> WORK REQUIRED
Transcribe the records below exactly as they appear.

> SUPPLIED DATA
*****

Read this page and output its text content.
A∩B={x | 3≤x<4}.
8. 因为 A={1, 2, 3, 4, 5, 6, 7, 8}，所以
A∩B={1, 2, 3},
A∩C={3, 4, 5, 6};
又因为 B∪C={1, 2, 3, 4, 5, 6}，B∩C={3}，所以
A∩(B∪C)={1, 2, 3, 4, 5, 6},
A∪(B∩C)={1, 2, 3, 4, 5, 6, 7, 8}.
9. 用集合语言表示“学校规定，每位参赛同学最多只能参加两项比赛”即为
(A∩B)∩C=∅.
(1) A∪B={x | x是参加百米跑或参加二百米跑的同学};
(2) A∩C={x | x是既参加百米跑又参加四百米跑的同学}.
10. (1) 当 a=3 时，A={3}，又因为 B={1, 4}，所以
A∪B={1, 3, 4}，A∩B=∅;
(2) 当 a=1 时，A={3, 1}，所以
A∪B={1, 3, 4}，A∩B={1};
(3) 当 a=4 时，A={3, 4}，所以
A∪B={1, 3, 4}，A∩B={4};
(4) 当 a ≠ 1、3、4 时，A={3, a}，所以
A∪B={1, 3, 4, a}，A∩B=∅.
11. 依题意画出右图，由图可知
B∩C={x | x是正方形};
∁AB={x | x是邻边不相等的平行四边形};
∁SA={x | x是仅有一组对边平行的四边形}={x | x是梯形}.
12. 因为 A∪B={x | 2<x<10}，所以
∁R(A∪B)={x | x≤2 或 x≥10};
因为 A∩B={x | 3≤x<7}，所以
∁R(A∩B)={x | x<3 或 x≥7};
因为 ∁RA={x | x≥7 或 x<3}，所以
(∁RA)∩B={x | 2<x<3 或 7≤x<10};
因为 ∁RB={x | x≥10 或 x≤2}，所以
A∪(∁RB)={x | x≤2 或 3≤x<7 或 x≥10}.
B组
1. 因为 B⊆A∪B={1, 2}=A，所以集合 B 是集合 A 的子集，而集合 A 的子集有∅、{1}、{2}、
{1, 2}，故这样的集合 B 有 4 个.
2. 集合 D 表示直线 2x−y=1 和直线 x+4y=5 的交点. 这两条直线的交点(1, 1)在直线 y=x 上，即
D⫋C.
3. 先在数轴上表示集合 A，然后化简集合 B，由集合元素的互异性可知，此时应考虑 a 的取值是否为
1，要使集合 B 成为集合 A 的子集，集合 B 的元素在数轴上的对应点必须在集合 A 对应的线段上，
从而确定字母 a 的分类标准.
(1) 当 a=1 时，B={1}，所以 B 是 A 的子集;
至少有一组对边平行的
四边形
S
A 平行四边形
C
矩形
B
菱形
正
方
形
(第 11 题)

*****

> WRITTEN RESPONSE
Read this page and output its text content.
A∩B={x | 3≤x<4}.
8. 因为 A={1, 2, 3, 4, 5, 6, 7, 8}，所以
A∩B={1, 2, 3},
A∩C={3, 4, 5, 6};
又因为 B∪C={1, 2, 3, 4, 5, 6}，B∩C={3}，所以
A∩(B∪C)={1, 2, 3, 4, 5, 6},
A∪(B∩C)={1, 2, 3, 4, 5, 6, 7, 8}.
9. 用集合语言表示“学校规定，每位参赛同学最多只能参加两项比赛”即为
(A∩B)∩C=∅.
(1) A∪B={x | x是参加百米跑或参加二百米跑的同学};
(2) A∩C={x | x是既参加百米跑又参加四百米跑的同学}.
10. (1) 当 a=3 时，A={3}，又因为 B={1, 4}，所以
A∪B={1, 3, 4}，A∩B=∅;
(2) 当 a=1 时，A={3, 1}，所以
A∪B={1, 3, 4}，A∩B={1};
(3) 当 a=4 时，A={3, 4}，所以
A∪B={1, 3, 4}，A∩B={4};
(4) 当 a ≠ 1、3、4 时，A={3, a}，所以
A∪B={1, 3, 4, a}，A∩B=∅.
11. 依题意画出右图，由图可知
B∩C={x | x是正方形};
∁AB={x | x是邻边不相等的平行四边形};
∁SA={x | x是仅有一组对边平行的四边形}={x | x是梯形}.
12. 因为 A∪B={x | 2<x<10}，所以
∁R(A∪B)={x | x≤2 或 x≥10};
因为 A∩B={x | 3≤x<7}，所以
∁R(A∩B)={x | x<3 或 x≥7};
因为 ∁RA={x | x≥7 或 x<3}，所以
(∁RA)∩B={x | 2<x<3 或 7≤x<10};
因为 ∁RB={x | x≥10 或 x≤2}，所以
A∪(∁RB)={x | x≤2 或 3≤x<7 或 x≥10}.
B组
1. 因为 B⊆A∪B={1, 2}=A，所以集合 B 是集合 A 的子集，而集合 A 的子集有∅、{1}、{2}、
{1, 2}，故这样的集合 B 有 4 个.
2. 集合 D 表示直线 2x−y=1 和直线 x+4y=5 的交点. 这两条直线的交点(1, 1)在直线 y=x 上，即
D⫋C.
3. 先在数轴上表示集合 A，然后化简集合 B，由集合元素的互异性可知，此时应考虑 a 的取值是否为
1，要使集合 B 成为集合 A 的子集，集合 B 的元素在数轴上的对应点必须在集合 A 对应的线段上，
从而确定字母 a 的分类标准.
(1) 当 a=1 时，B={1}，所以 B 是 A 的子集;
至少有一组对边平行的
四边形
S
A 平行四边形
C
矩形
B
菱形
正
方
形
(第 11 题)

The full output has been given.